Data excerpts:
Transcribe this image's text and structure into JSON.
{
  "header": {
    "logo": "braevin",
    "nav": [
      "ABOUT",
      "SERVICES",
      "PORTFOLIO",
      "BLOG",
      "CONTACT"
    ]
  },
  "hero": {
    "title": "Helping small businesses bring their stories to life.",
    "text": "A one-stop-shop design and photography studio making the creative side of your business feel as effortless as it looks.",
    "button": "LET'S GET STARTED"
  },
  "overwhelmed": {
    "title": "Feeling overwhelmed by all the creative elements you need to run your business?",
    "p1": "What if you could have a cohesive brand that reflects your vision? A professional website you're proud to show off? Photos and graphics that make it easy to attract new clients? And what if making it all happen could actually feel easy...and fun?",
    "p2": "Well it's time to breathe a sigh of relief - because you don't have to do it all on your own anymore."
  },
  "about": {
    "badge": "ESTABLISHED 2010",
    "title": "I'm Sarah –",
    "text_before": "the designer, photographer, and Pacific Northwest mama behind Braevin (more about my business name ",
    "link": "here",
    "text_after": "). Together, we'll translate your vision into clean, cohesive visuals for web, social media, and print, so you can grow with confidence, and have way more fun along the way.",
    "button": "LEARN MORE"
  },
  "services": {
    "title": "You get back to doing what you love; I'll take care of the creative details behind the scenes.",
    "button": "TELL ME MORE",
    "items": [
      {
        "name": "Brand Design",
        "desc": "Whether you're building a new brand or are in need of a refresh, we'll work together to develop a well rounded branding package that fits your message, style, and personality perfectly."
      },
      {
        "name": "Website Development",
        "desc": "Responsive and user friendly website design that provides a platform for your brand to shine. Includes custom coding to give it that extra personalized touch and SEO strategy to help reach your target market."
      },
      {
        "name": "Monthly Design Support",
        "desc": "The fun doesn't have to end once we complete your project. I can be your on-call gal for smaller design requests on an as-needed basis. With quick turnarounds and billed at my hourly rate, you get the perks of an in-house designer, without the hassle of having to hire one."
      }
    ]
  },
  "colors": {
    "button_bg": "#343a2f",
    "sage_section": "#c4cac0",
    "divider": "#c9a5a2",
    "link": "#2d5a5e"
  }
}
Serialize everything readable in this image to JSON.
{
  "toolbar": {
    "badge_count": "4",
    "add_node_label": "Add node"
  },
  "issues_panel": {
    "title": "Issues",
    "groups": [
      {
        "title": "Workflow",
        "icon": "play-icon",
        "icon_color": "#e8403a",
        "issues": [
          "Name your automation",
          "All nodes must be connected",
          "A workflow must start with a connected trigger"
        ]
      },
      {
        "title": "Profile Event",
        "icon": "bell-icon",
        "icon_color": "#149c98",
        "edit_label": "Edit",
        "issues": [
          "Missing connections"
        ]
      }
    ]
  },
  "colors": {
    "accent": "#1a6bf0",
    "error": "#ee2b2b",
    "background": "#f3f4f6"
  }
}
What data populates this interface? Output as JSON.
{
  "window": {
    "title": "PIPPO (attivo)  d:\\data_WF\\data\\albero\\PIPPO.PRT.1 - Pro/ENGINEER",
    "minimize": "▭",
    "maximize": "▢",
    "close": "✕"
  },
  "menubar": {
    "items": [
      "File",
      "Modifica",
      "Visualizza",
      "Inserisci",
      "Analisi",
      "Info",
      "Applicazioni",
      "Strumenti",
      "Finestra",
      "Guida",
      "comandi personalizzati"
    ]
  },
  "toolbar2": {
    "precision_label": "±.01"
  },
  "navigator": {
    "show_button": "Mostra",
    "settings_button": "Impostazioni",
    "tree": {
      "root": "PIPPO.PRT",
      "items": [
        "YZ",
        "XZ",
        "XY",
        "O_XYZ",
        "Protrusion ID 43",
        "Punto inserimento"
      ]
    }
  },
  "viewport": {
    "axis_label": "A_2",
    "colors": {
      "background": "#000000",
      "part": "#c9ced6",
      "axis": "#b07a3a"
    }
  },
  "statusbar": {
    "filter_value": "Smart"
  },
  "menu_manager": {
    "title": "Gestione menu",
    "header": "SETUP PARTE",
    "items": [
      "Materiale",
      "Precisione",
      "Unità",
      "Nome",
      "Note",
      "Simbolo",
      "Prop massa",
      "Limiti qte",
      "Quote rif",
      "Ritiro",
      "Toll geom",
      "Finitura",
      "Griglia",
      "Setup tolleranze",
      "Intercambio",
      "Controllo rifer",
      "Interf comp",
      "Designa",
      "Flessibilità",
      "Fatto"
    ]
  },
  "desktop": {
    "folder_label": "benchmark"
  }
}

Problem to work on | Reproduce the records in full, exactly as written.

Final answer |
Transcribe this image's text and structure into JSON.
{
  "header": {
    "logo": "braevin",
    "nav": [
      "ABOUT",
      "SERVICES",
      "PORTFOLIO",
      "BLOG",
      "CONTACT"
    ]
  },
  "hero": {
    "title": "Helping small businesses bring their stories to life.",
    "text": "A one-stop-shop design and photography studio making the creative side of your business feel as effortless as it looks.",
    "button": "LET'S GET STARTED"
  },
  "overwhelmed": {
    "title": "Feeling overwhelmed by all the creative elements you need to run your business?",
    "p1": "What if you could have a cohesive brand that reflects your vision? A professional website you're proud to show off? Photos and graphics that make it easy to attract new clients? And what if making it all happen could actually feel easy...and fun?",
    "p2": "Well it's time to breathe a sigh of relief - because you don't have to do it all on your own anymore."
  },
  "about": {
    "badge": "ESTABLISHED 2010",
    "title": "I'm Sarah –",
    "text_before": "the designer, photographer, and Pacific Northwest mama behind Braevin (more about my business name ",
    "link": "here",
    "text_after": "). Together, we'll translate your vision into clean, cohesive visuals for web, social media, and print, so you can grow with confidence, and have way more fun along the way.",
    "button": "LEARN MORE"
  },
  "services": {
    "title": "You get back to doing what you love; I'll take care of the creative details behind the scenes.",
    "button": "TELL ME MORE",
    "items": [
      {
        "name": "Brand Design",
        "desc": "Whether you're building a new brand or are in need of a refresh, we'll work together to develop a well rounded branding package that fits your message, style, and personality perfectly."
      },
      {
        "name": "Website Development",
        "desc": "Responsive and user friendly website design that provides a platform for your brand to shine. Includes custom coding to give it that extra personalized touch and SEO strategy to help reach your target market."
      },
      {
        "name": "Monthly Design Support",
        "desc": "The fun doesn't have to end once we complete your project. I can be your on-call gal for smaller design requests on an as-needed basis. With quick turnarounds and billed at my hourly rate, you get the perks of an in-house designer, without the hassle of having to hire one."
      }
    ]
  },
  "colors": {
    "button_bg": "#343a2f",
    "sage_section": "#c4cac0",
    "divider": "#c9a5a2",
    "link": "#2d5a5e"
  }
}
Serialize everything readable in this image to JSON.
{
  "toolbar": {
    "badge_count": "4",
    "add_node_label": "Add node"
  },
  "issues_panel": {
    "title": "Issues",
    "groups": [
      {
        "title": "Workflow",
        "icon": "play-icon",
        "icon_color": "#e8403a",
        "issues": [
          "Name your automation",
          "All nodes must be connected",
          "A workflow must start with a connected trigger"
        ]
      },
      {
        "title": "Profile Event",
        "icon": "bell-icon",
        "icon_color": "#149c98",
        "edit_label": "Edit",
        "issues": [
          "Missing connections"
        ]
      }
    ]
  },
  "colors": {
    "accent": "#1a6bf0",
    "error": "#ee2b2b",
    "background": "#f3f4f6"
  }
}
What data populates this interface? Output as JSON.
{
  "window": {
    "title": "PIPPO (attivo)  d:\\data_WF\\data\\albero\\PIPPO.PRT.1 - Pro/ENGINEER",
    "minimize": "▭",
    "maximize": "▢",
    "close": "✕"
  },
  "menubar": {
    "items": [
      "File",
      "Modifica",
      "Visualizza",
      "Inserisci",
      "Analisi",
      "Info",
      "Applicazioni",
      "Strumenti",
      "Finestra",
      "Guida",
      "comandi personalizzati"
    ]
  },
  "toolbar2": {
    "precision_label": "±.01"
  },
  "navigator": {
    "show_button": "Mostra",
    "settings_button": "Impostazioni",
    "tree": {
      "root": "PIPPO.PRT",
      "items": [
        "YZ",
        "XZ",
        "XY",
        "O_XYZ",
        "Protrusion ID 43",
        "Punto inserimento"
      ]
    }
  },
  "viewport": {
    "axis_label": "A_2",
    "colors": {
      "background": "#000000",
      "part": "#c9ced6",
      "axis": "#b07a3a"
    }
  },
  "statusbar": {
    "filter_value": "Smart"
  },
  "menu_manager": {
    "title": "Gestione menu",
    "header": "SETUP PARTE",
    "items": [
      "Materiale",
      "Precisione",
      "Unità",
      "Nome",
      "Note",
      "Simbolo",
      "Prop massa",
      "Limiti qte",
      "Quote rif",
      "Ritiro",
      "Toll geom",
      "Finitura",
      "Griglia",
      "Setup tolleranze",
      "Intercambio",
      "Controllo rifer",
      "Interf comp",
      "Designa",
      "Flessibilità",
      "Fatto"
    ]
  },
  "desktop": {
    "folder_label": "benchmark"
  }
}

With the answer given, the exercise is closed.